◆ The request ◆
For every line in the data below that contains "values", copy the line.

## start

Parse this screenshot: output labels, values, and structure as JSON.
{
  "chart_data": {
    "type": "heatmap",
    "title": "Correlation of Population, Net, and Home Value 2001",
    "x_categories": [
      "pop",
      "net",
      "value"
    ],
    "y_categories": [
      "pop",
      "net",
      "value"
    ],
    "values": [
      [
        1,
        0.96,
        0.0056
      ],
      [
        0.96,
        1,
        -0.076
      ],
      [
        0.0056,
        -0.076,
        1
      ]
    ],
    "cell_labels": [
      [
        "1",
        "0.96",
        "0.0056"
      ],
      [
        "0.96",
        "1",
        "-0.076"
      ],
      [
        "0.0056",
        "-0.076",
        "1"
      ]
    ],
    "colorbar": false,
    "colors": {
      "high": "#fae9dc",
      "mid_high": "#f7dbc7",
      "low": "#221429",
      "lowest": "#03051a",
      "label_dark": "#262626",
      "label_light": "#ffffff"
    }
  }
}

## end

◆ Result of this exercise ◆
Parse this screenshot: output labels, values, and structure as JSON.
    "values": [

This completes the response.